======== Data rows

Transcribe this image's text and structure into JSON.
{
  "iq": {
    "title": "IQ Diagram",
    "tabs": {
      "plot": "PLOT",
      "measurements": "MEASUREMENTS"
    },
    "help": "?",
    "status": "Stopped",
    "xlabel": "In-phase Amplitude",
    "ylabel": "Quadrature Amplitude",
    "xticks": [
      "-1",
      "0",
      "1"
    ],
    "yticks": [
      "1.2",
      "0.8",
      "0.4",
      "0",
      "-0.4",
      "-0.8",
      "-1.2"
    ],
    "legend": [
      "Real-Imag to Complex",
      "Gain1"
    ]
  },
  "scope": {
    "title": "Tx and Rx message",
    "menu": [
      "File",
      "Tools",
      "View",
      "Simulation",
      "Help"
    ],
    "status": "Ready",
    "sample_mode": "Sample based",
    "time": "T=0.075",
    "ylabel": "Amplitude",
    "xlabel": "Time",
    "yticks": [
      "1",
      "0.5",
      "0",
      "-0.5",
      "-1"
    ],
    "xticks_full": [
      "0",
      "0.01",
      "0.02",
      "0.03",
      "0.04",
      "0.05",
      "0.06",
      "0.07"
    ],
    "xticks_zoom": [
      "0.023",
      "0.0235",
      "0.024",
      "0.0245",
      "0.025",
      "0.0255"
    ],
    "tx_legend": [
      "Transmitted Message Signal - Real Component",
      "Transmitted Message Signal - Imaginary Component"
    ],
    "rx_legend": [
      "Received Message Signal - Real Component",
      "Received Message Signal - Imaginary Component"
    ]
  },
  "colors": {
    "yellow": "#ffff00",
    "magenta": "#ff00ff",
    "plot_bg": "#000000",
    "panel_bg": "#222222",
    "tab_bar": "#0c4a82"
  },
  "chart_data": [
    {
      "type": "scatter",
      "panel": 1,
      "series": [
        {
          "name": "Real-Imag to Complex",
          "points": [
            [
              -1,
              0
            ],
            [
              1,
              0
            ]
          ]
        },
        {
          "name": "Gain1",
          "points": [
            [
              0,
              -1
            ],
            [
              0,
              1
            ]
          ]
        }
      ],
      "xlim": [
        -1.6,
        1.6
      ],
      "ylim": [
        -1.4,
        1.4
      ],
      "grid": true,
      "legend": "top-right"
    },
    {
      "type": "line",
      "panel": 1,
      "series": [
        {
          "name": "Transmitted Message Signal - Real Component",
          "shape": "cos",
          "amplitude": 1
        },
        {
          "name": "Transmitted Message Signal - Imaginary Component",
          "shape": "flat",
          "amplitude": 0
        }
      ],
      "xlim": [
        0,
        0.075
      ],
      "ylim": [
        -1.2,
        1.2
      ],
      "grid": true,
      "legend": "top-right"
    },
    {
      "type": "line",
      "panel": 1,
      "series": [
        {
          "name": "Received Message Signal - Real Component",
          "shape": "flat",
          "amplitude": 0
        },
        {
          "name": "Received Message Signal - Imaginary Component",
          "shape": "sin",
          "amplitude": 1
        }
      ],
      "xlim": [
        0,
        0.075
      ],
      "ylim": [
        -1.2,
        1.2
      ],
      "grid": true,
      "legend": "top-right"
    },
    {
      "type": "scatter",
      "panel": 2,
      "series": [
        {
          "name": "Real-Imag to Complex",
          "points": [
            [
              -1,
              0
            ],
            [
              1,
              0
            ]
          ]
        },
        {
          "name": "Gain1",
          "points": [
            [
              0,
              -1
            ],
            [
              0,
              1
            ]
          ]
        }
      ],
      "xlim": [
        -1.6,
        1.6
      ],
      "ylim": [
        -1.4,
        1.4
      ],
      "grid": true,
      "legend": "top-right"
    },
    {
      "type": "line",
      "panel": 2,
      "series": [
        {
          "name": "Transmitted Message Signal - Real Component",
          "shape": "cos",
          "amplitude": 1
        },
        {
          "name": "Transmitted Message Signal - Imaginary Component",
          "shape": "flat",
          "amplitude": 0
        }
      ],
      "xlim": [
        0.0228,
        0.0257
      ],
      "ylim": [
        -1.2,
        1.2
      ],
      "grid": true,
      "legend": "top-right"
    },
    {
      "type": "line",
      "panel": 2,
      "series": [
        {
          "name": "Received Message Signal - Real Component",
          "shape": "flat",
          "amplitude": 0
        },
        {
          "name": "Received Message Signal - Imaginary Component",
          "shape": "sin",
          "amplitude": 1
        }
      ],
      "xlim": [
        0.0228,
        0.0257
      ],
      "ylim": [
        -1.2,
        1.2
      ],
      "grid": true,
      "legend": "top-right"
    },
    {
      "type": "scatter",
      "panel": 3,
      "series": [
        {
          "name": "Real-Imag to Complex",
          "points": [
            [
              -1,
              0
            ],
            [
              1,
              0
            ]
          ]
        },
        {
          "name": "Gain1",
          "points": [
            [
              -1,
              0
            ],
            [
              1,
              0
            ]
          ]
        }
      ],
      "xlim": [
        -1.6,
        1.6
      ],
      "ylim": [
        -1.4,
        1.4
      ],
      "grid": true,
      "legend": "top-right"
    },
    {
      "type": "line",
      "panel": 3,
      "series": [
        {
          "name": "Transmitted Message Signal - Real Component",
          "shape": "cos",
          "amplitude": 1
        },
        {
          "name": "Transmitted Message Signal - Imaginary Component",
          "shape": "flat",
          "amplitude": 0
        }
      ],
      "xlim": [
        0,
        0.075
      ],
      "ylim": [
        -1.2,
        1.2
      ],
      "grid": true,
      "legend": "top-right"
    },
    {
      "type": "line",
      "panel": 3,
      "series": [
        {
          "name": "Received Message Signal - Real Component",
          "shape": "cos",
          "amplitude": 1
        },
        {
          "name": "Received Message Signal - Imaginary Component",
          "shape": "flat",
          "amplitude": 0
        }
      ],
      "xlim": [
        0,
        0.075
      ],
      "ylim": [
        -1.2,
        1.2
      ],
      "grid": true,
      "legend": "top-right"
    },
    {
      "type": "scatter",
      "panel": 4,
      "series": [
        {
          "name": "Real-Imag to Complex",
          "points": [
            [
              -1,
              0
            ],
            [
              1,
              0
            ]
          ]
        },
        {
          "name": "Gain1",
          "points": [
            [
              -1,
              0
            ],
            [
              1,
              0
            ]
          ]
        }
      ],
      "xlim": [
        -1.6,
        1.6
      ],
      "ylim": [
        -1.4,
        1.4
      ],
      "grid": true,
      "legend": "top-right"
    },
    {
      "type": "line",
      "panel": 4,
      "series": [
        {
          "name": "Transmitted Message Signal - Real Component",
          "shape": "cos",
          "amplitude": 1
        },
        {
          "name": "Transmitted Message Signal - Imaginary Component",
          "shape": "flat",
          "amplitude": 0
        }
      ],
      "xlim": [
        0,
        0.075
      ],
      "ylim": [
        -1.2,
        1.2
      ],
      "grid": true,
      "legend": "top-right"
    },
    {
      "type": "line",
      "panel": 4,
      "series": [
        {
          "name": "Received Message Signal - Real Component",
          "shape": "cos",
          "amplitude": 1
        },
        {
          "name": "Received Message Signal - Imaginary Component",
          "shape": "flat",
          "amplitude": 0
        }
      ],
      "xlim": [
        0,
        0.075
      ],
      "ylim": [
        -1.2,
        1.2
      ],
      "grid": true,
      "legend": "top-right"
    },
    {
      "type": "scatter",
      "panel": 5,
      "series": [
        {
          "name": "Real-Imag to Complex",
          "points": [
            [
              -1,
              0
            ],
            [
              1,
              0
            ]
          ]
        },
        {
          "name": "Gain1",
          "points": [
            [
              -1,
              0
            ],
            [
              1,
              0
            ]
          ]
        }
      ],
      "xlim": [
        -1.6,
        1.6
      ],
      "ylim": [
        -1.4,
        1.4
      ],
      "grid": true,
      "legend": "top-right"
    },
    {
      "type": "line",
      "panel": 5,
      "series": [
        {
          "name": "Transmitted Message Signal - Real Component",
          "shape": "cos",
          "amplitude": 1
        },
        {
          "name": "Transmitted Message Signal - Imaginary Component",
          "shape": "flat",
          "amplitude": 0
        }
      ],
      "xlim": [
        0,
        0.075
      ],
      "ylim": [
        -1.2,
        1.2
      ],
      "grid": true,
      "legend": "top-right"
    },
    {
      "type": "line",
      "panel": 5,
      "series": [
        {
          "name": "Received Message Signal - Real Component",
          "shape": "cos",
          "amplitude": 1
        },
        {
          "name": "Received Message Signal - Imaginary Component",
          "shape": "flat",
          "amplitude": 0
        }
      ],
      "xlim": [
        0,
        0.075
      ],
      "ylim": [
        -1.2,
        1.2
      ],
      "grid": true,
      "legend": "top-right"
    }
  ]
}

================

- [The request]: In the listing above, locate each line with "xlabel" and copy it.

- [Solution for this task]:
    "xlabel": "In-phase Amplitude",
    "xlabel": "Time",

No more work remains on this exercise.